** start of Records shown **

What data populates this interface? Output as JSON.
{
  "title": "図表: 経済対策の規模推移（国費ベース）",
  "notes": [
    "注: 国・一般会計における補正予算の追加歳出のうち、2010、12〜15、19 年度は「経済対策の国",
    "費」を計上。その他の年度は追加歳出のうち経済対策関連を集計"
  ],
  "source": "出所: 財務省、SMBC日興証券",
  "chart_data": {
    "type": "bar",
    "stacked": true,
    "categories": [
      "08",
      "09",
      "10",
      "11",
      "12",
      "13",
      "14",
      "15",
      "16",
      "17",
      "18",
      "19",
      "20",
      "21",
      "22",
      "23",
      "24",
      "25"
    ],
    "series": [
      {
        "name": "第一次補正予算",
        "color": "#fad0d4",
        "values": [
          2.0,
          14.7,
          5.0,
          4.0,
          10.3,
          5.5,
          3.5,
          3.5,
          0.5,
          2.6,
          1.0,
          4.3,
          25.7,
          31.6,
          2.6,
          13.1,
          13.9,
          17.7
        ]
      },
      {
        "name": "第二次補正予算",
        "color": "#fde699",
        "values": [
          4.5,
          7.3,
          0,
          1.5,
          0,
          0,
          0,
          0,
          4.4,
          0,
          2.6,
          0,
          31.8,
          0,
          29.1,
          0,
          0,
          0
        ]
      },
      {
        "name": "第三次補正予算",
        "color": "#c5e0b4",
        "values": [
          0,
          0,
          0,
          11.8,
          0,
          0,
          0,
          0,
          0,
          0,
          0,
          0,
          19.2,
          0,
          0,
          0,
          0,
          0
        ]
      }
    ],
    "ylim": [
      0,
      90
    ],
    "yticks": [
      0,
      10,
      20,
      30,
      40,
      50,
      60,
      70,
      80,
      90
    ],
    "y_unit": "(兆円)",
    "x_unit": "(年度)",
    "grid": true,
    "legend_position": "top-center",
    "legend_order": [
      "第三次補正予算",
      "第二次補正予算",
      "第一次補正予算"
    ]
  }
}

** end of Records shown **

--- Exercise prompt ---
Repeat every line of the records above exactly.

--- Solution below ---
What data populates this interface? Output as JSON.
{
  "title": "図表: 経済対策の規模推移（国費ベース）",
  "notes": [
    "注: 国・一般会計における補正予算の追加歳出のうち、2010、12〜15、19 年度は「経済対策の国",
    "費」を計上。その他の年度は追加歳出のうち経済対策関連を集計"
  ],
  "source": "出所: 財務省、SMBC日興証券",
  "chart_data": {
    "type": "bar",
    "stacked": true,
    "categories": [
      "08",
      "09",
      "10",
      "11",
      "12",
      "13",
      "14",
      "15",
      "16",
      "17",
      "18",
      "19",
      "20",
      "21",
      "22",
      "23",
      "24",
      "25"
    ],
    "series": [
      {
        "name": "第一次補正予算",
        "color": "#fad0d4",
        "values": [
          2.0,
          14.7,
          5.0,
          4.0,
          10.3,
          5.5,
          3.5,
          3.5,
          0.5,
          2.6,
          1.0,
          4.3,
          25.7,
          31.6,
          2.6,
          13.1,
          13.9,
          17.7
        ]
      },
      {
        "name": "第二次補正予算",
        "color": "#fde699",
        "values": [
          4.5,
          7.3,
          0,
          1.5,
          0,
          0,
          0,
          0,
          4.4,
          0,
          2.6,
          0,
          31.8,
          0,
          29.1,
          0,
          0,
          0
        ]
      },
      {
        "name": "第三次補正予算",
        "color": "#c5e0b4",
        "values": [
          0,
          0,
          0,
          11.8,
          0,
          0,
          0,
          0,
          0,
          0,
          0,
          0,
          19.2,
          0,
          0,
          0,
          0,
          0
        ]
      }
    ],
    "ylim": [
      0,
      90
    ],
    "yticks": [
      0,
      10,
      20,
      30,
      40,
      50,
      60,
      70,
      80,
      90
    ],
    "y_unit": "(兆円)",
    "x_unit": "(年度)",
    "grid": true,
    "legend_position": "top-center",
    "legend_order": [
      "第三次補正予算",
      "第二次補正予算",
      "第一次補正予算"
    ]
  }
}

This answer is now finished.